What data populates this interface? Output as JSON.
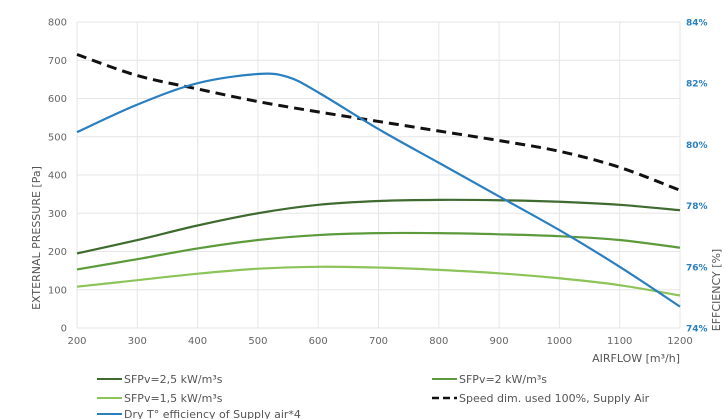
{
  "chart_data": {
    "type": "line",
    "xlabel": "AIRFLOW [m³/h]",
    "ylabel_left": "EXTERNAL PRESSURE [Pa]",
    "ylabel_right": "EFFCIENCY [%]",
    "x_ticks": [
      200,
      300,
      400,
      500,
      600,
      700,
      800,
      900,
      1000,
      1100,
      1200
    ],
    "xlim": [
      200,
      1200
    ],
    "ylim_left": [
      0,
      800
    ],
    "y_left_ticks": [
      0,
      100,
      200,
      300,
      400,
      500,
      600,
      700,
      800
    ],
    "ylim_right": [
      74,
      84
    ],
    "y_right_ticks": [
      "74%",
      "76%",
      "78%",
      "80%",
      "82%",
      "84%"
    ],
    "grid": true,
    "legend_placement": "bottom",
    "series": [
      {
        "name": "SFPv=2,5 kW/m³s",
        "axis": "left",
        "color": "#3f6b30",
        "style": "solid",
        "x": [
          200,
          300,
          400,
          500,
          600,
          700,
          800,
          900,
          1000,
          1100,
          1200
        ],
        "y": [
          195,
          230,
          268,
          300,
          322,
          332,
          335,
          334,
          330,
          322,
          308
        ]
      },
      {
        "name": "SFPv=2 kW/m³s",
        "axis": "left",
        "color": "#5c9a3c",
        "style": "solid",
        "x": [
          200,
          300,
          400,
          500,
          600,
          700,
          800,
          900,
          1000,
          1100,
          1200
        ],
        "y": [
          153,
          180,
          208,
          230,
          243,
          248,
          248,
          245,
          240,
          230,
          210
        ]
      },
      {
        "name": "SFPv=1,5 kW/m³s",
        "axis": "left",
        "color": "#8cc45a",
        "style": "solid",
        "x": [
          200,
          300,
          400,
          500,
          600,
          700,
          800,
          900,
          1000,
          1100,
          1200
        ],
        "y": [
          108,
          125,
          142,
          155,
          160,
          158,
          152,
          143,
          130,
          112,
          85
        ]
      },
      {
        "name": "Speed dim. used 100%, Supply Air",
        "axis": "left",
        "color": "#111111",
        "style": "dashed",
        "x": [
          200,
          300,
          400,
          500,
          600,
          700,
          800,
          900,
          1000,
          1100,
          1200
        ],
        "y": [
          715,
          660,
          625,
          592,
          565,
          540,
          515,
          490,
          462,
          420,
          360
        ]
      },
      {
        "name": "Dry T° efficiency of Supply air*4",
        "axis": "right",
        "color": "#2a7fc1",
        "style": "solid",
        "x": [
          200,
          300,
          400,
          500,
          550,
          600,
          700,
          800,
          900,
          1000,
          1100,
          1200
        ],
        "y": [
          80.4,
          81.3,
          82.0,
          82.3,
          82.2,
          81.7,
          80.5,
          79.4,
          78.3,
          77.2,
          76.0,
          74.7
        ]
      }
    ]
  }
}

....................

Output an exact copy of the material, with the pictures removed.

> [RESPONSE]
What data populates this interface? Output as JSON.
{
  "chart_data": {
    "type": "line",
    "xlabel": "AIRFLOW [m³/h]",
    "ylabel_left": "EXTERNAL PRESSURE [Pa]",
    "ylabel_right": "EFFCIENCY [%]",
    "x_ticks": [
      200,
      300,
      400,
      500,
      600,
      700,
      800,
      900,
      1000,
      1100,
      1200
    ],
    "xlim": [
      200,
      1200
    ],
    "ylim_left": [
      0,
      800
    ],
    "y_left_ticks": [
      0,
      100,
      200,
      300,
      400,
      500,
      600,
      700,
      800
    ],
    "ylim_right": [
      74,
      84
    ],
    "y_right_ticks": [
      "74%",
      "76%",
      "78%",
      "80%",
      "82%",
      "84%"
    ],
    "grid": true,
    "legend_placement": "bottom",
    "series": [
      {
        "name": "SFPv=2,5 kW/m³s",
        "axis": "left",
        "color": "#3f6b30",
        "style": "solid",
        "x": [
          200,
          300,
          400,
          500,
          600,
          700,
          800,
          900,
          1000,
          1100,
          1200
        ],
        "y": [
          195,
          230,
          268,
          300,
          322,
          332,
          335,
          334,
          330,
          322,
          308
        ]
      },
      {
        "name": "SFPv=2 kW/m³s",
        "axis": "left",
        "color": "#5c9a3c",
        "style": "solid",
        "x": [
          200,
          300,
          400,
          500,
          600,
          700,
          800,
          900,
          1000,
          1100,
          1200
        ],
        "y": [
          153,
          180,
          208,
          230,
          243,
          248,
          248,
          245,
          240,
          230,
          210
        ]
      },
      {
        "name": "SFPv=1,5 kW/m³s",
        "axis": "left",
        "color": "#8cc45a",
        "style": "solid",
        "x": [
          200,
          300,
          400,
          500,
          600,
          700,
          800,
          900,
          1000,
          1100,
          1200
        ],
        "y": [
          108,
          125,
          142,
          155,
          160,
          158,
          152,
          143,
          130,
          112,
          85
        ]
      },
      {
        "name": "Speed dim. used 100%, Supply Air",
        "axis": "left",
        "color": "#111111",
        "style": "dashed",
        "x": [
          200,
          300,
          400,
          500,
          600,
          700,
          800,
          900,
          1000,
          1100,
          1200
        ],
        "y": [
          715,
          660,
          625,
          592,
          565,
          540,
          515,
          490,
          462,
          420,
          360
        ]
      },
      {
        "name": "Dry T° efficiency of Supply air*4",
        "axis": "right",
        "color": "#2a7fc1",
        "style": "solid",
        "x": [
          200,
          300,
          400,
          500,
          550,
          600,
          700,
          800,
          900,
          1000,
          1100,
          1200
        ],
        "y": [
          80.4,
          81.3,
          82.0,
          82.3,
          82.2,
          81.7,
          80.5,
          79.4,
          78.3,
          77.2,
          76.0,
          74.7
        ]
      }
    ]
  }
}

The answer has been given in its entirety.